[START DATASET ROWS]

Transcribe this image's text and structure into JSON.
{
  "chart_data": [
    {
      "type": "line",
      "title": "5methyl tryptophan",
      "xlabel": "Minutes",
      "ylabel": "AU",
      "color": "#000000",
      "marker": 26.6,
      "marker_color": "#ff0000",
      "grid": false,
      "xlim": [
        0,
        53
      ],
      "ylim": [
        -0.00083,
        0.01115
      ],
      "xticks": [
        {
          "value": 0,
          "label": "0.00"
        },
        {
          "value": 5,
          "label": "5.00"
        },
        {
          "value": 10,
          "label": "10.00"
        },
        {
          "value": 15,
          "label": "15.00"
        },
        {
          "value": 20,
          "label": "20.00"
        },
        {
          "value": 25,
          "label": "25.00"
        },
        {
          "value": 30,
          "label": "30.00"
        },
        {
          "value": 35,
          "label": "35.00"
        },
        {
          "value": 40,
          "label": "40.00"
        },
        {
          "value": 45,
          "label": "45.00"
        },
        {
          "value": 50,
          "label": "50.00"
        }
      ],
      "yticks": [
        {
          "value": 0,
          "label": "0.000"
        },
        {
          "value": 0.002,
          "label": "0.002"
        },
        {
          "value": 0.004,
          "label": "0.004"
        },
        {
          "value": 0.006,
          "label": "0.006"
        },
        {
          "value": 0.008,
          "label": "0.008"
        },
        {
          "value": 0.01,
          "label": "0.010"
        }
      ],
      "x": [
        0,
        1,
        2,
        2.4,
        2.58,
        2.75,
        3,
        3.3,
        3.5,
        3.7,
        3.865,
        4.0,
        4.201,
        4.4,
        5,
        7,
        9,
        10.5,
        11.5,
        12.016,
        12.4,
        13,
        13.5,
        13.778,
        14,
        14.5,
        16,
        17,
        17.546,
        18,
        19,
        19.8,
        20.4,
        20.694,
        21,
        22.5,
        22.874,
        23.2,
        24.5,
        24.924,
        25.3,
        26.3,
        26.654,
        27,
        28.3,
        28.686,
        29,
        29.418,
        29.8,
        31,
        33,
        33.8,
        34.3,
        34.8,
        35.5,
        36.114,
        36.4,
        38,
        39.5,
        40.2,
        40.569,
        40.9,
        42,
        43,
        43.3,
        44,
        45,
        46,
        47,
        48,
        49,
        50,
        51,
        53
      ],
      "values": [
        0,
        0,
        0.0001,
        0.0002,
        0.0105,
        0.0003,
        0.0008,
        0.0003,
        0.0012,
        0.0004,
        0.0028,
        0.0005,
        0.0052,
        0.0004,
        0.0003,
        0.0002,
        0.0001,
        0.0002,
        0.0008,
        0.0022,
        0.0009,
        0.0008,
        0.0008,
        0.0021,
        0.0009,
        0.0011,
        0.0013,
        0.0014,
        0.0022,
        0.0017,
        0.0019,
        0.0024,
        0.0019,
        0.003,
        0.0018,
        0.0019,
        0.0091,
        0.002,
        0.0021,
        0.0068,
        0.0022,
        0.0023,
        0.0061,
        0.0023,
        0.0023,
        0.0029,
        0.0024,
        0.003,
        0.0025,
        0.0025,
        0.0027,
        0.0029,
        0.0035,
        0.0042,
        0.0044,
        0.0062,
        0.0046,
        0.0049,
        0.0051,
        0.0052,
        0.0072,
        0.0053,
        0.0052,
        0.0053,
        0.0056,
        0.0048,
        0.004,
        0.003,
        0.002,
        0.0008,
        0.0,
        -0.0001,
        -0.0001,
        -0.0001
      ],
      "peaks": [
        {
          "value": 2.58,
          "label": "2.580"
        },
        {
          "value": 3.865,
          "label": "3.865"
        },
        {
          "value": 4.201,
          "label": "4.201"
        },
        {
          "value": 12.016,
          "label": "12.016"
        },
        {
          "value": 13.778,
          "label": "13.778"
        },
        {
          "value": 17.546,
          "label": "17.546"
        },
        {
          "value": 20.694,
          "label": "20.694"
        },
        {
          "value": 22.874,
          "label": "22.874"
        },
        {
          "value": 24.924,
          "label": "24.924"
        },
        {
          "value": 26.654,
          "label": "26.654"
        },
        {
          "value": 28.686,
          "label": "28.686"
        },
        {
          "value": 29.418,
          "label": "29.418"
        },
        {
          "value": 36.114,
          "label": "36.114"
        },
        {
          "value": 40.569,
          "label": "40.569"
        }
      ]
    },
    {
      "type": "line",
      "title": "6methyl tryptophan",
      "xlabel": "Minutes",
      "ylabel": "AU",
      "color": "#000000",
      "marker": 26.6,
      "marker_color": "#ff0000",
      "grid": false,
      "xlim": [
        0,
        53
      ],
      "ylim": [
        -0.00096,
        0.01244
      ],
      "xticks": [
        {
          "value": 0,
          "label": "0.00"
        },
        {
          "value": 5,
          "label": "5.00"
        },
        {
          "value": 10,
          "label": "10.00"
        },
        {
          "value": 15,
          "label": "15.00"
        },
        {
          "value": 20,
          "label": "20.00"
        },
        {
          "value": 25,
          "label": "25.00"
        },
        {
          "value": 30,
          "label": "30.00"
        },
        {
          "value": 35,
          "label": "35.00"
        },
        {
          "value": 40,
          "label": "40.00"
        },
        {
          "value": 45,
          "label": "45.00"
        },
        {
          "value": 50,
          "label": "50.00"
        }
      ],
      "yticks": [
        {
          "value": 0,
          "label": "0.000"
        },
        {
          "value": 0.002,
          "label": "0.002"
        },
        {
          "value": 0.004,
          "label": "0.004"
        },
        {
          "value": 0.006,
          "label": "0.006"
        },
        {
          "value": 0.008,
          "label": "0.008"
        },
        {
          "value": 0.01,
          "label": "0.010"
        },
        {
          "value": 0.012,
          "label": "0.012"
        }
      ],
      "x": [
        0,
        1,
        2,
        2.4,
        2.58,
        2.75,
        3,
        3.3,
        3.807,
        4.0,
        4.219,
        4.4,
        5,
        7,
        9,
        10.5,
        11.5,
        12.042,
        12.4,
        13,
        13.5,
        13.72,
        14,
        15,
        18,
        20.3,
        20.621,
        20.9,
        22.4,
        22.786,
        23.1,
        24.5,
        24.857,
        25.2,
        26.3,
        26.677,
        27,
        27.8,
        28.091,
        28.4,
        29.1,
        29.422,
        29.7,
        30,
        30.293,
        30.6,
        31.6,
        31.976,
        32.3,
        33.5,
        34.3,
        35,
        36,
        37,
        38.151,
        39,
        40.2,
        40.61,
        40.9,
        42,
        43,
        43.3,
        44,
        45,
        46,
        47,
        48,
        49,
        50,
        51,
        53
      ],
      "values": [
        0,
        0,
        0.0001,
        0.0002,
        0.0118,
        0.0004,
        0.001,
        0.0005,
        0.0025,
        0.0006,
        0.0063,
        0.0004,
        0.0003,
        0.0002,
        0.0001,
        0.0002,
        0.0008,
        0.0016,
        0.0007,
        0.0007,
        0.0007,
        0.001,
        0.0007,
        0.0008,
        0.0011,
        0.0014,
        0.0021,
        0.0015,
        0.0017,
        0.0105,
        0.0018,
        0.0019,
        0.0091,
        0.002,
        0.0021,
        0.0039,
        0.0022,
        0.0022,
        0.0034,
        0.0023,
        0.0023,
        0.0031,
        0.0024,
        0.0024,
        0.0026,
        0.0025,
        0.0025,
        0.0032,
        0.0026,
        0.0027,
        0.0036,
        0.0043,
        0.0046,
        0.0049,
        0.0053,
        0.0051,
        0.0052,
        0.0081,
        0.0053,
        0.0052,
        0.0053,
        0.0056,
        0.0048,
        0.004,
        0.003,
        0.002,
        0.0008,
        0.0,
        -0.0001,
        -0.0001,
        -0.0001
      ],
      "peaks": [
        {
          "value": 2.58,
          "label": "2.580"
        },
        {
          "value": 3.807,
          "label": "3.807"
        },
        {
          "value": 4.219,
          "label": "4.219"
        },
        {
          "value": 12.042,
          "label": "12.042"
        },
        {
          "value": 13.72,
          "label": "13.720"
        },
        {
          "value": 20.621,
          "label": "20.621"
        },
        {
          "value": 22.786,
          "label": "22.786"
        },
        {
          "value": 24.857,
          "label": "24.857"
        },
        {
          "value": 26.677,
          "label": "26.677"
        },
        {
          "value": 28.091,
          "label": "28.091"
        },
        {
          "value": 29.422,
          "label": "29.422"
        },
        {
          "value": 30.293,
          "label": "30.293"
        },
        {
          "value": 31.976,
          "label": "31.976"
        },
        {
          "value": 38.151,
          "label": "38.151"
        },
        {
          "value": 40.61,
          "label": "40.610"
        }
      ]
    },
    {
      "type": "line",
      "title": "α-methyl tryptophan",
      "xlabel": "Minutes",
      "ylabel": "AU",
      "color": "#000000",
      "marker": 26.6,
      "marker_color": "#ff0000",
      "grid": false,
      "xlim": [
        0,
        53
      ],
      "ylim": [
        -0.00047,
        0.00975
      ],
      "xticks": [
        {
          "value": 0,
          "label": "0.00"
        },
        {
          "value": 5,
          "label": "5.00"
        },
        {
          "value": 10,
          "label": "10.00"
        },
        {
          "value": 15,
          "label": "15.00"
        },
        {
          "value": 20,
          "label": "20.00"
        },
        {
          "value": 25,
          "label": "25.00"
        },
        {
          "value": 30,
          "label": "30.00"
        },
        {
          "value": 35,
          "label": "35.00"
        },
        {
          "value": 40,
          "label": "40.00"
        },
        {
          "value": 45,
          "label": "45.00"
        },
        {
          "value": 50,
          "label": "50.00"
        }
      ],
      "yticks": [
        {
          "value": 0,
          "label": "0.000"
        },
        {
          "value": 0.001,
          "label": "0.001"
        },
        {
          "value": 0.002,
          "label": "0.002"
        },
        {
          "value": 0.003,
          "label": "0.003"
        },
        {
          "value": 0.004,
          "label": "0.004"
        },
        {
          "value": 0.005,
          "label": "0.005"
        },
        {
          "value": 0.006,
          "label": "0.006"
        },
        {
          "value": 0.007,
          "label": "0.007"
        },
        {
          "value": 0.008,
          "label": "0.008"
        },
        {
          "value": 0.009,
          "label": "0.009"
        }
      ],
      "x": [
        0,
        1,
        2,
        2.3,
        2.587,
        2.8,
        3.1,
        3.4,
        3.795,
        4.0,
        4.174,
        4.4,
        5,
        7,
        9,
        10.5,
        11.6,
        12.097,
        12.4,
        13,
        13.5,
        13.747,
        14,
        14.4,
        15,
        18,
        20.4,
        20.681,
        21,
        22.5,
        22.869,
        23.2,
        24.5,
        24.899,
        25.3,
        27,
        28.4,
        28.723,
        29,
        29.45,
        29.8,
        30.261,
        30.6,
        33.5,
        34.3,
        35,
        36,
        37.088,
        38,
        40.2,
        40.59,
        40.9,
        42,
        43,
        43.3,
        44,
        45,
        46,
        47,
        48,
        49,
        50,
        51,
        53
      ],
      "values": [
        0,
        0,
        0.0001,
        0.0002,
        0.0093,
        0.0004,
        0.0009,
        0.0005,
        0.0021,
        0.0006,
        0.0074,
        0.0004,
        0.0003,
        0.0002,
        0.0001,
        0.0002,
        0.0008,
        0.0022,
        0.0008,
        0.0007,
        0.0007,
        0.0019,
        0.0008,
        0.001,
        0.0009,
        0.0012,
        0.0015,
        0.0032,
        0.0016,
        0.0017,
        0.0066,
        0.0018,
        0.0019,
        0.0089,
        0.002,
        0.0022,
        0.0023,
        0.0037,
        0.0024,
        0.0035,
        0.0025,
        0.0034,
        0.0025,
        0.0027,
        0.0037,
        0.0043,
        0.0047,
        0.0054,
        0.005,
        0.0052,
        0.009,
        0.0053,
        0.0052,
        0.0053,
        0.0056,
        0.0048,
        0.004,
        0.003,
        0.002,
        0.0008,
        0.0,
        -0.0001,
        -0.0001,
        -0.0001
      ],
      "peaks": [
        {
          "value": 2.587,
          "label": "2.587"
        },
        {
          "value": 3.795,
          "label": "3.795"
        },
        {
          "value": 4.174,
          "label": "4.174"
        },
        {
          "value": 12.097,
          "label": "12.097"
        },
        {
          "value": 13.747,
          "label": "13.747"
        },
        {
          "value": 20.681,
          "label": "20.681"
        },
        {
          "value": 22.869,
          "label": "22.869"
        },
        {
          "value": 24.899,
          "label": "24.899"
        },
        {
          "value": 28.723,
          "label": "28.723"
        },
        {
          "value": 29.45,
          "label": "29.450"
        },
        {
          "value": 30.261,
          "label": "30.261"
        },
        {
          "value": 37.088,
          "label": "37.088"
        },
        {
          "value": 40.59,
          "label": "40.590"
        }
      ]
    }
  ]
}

[END DATASET ROWS]

**SHORT TASK**: For the listing above, give the number of lines in which the string "title" occurs, and nothing else.

**EXERCISE RESPONSE**: 3